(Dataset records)
━━━━━━━━━━

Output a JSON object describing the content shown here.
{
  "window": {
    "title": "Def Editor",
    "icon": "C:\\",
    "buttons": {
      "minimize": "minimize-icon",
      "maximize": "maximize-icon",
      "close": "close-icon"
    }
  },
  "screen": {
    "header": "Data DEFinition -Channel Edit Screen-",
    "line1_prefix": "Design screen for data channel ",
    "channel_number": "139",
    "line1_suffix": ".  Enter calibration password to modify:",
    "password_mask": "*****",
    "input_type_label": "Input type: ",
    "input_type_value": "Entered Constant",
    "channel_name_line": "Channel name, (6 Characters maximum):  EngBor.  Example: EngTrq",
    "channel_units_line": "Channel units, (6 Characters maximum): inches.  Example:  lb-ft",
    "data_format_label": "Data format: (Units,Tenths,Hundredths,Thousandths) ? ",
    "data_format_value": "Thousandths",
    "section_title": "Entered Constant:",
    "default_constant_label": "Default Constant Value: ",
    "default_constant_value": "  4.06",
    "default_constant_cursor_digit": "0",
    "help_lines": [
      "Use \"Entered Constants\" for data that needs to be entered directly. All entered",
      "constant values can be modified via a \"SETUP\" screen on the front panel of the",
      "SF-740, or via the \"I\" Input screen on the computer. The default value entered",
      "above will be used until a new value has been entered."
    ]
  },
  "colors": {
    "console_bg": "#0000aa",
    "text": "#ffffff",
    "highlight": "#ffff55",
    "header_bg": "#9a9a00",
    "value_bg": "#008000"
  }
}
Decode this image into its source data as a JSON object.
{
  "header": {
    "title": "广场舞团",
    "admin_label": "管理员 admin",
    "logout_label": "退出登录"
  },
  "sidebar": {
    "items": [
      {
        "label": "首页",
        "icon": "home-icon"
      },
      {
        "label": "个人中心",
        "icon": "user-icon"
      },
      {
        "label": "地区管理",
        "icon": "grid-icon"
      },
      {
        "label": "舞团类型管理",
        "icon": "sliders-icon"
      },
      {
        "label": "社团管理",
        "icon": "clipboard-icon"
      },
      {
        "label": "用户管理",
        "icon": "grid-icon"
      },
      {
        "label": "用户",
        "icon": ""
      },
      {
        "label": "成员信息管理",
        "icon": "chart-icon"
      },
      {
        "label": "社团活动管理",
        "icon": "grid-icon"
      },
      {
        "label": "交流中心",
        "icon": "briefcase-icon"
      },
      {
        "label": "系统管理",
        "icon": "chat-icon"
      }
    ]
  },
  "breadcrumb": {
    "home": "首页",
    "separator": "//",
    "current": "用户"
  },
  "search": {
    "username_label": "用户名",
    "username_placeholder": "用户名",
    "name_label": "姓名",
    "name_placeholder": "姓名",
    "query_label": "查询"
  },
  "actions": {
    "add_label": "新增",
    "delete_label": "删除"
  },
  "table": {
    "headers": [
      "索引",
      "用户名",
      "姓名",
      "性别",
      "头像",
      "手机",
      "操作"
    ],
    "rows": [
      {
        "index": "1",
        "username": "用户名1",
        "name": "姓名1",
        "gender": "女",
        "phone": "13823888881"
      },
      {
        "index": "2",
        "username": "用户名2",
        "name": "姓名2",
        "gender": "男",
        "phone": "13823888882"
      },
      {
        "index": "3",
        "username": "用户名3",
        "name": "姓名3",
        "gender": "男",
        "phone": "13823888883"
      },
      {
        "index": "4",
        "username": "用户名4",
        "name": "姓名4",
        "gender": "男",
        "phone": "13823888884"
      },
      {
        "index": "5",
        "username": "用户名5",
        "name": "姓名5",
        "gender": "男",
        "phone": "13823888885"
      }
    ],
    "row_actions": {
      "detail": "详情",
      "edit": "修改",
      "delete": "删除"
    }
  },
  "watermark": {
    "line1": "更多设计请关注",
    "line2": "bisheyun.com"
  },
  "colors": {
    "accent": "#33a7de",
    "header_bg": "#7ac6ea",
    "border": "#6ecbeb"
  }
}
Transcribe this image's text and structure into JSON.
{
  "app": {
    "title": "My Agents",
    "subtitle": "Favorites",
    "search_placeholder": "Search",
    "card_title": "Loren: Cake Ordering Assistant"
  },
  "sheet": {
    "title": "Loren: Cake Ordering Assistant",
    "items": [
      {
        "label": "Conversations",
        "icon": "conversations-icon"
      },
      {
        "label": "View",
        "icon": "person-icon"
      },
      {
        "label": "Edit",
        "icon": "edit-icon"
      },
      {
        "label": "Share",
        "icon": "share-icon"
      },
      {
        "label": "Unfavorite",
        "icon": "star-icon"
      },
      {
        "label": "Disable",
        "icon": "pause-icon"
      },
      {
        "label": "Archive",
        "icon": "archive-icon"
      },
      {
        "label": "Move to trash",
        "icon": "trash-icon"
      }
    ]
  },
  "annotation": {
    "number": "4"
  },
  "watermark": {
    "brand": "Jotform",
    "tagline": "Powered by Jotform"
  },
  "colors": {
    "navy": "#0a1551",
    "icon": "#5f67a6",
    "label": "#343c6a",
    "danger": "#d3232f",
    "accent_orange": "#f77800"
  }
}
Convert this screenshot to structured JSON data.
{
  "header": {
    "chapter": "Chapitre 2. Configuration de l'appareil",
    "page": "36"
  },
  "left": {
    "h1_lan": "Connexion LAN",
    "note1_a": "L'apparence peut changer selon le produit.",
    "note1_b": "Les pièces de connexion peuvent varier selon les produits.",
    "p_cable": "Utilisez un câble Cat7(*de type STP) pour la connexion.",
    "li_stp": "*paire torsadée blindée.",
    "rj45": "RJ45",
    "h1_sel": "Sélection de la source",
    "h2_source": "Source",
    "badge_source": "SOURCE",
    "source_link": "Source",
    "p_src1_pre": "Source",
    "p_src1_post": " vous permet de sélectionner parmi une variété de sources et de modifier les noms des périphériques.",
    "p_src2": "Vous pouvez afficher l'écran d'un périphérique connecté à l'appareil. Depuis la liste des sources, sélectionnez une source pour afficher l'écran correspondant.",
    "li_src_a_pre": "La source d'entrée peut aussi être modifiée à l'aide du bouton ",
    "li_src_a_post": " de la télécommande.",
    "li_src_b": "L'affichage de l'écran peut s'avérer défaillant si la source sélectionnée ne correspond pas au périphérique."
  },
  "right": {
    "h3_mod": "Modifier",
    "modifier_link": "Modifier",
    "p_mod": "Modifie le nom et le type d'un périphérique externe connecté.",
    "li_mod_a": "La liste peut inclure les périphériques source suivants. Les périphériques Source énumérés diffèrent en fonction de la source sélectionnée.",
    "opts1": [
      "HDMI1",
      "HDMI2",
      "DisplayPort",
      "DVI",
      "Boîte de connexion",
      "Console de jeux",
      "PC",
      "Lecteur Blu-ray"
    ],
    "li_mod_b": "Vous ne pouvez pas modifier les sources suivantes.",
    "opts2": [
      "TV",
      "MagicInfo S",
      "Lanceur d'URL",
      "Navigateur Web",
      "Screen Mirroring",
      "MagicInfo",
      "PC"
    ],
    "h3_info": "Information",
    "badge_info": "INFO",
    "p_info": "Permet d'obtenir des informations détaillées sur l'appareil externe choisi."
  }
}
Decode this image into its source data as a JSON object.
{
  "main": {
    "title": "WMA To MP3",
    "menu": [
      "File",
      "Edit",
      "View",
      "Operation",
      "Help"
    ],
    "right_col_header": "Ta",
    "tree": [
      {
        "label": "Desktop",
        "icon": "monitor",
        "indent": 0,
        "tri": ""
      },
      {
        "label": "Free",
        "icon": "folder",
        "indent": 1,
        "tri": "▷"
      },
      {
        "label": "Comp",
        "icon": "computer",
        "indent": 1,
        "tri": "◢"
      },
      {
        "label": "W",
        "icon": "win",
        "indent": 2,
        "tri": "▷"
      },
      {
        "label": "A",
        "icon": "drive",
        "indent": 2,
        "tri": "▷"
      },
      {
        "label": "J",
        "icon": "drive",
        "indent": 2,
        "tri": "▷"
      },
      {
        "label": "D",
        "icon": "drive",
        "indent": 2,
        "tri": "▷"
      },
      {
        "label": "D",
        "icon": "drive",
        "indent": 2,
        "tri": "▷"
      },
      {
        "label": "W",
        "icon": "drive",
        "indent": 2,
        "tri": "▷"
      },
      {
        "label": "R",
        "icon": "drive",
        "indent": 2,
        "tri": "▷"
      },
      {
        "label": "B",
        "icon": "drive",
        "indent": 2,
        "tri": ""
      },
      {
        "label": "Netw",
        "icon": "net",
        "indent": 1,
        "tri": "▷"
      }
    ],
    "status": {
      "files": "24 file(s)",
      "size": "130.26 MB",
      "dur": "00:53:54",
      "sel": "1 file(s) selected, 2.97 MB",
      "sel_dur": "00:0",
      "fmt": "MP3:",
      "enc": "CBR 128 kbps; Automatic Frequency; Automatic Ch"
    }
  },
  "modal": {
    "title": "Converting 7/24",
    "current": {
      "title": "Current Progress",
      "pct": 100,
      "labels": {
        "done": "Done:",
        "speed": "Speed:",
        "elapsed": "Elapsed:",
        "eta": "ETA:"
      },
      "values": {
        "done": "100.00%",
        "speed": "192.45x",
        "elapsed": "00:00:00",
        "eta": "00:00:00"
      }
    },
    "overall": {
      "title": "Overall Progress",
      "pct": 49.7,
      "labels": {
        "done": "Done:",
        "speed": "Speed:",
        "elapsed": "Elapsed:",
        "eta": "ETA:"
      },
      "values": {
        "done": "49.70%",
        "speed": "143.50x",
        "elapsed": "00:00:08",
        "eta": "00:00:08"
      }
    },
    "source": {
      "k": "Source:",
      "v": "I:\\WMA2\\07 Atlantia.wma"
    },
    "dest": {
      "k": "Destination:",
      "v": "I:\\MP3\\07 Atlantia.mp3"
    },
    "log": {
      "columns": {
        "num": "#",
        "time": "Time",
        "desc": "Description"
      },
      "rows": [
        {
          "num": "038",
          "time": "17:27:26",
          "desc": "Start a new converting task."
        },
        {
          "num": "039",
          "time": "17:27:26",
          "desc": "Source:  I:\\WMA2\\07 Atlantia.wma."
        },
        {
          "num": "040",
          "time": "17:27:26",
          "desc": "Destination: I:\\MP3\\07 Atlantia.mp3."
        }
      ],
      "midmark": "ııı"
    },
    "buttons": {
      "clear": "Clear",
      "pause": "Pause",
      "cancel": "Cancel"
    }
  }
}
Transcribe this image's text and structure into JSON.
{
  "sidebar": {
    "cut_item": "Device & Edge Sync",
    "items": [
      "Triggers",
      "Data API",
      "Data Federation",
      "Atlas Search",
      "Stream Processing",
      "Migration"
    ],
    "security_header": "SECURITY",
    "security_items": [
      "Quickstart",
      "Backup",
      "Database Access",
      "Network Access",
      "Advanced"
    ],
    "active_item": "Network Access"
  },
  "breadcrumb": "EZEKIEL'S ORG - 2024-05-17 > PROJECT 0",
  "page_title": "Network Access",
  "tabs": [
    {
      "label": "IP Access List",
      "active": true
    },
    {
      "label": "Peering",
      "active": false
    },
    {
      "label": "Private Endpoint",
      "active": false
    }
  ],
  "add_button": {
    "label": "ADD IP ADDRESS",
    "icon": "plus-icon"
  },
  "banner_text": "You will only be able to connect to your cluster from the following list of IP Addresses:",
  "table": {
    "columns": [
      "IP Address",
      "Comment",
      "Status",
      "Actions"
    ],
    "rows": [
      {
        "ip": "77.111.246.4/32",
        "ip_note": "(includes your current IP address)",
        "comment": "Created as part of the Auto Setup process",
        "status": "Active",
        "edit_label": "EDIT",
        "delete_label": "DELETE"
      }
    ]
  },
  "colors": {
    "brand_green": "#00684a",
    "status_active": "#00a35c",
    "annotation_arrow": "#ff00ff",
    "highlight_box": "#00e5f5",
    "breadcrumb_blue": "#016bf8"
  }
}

━━━━━━━━━━

▸ **What you need to do**:
Look through the data and gather every line with the string "périphériques" in it.

▸ **Result of this task**:
    "p_src1_post": " vous permet de sélectionner parmi une variété de sources et de modifier les noms des périphériques.",
    "li_mod_a": "La liste peut inclure les périphériques source suivants. Les périphériques Source énumérés diffèrent en fonction de la source sélectionnée.",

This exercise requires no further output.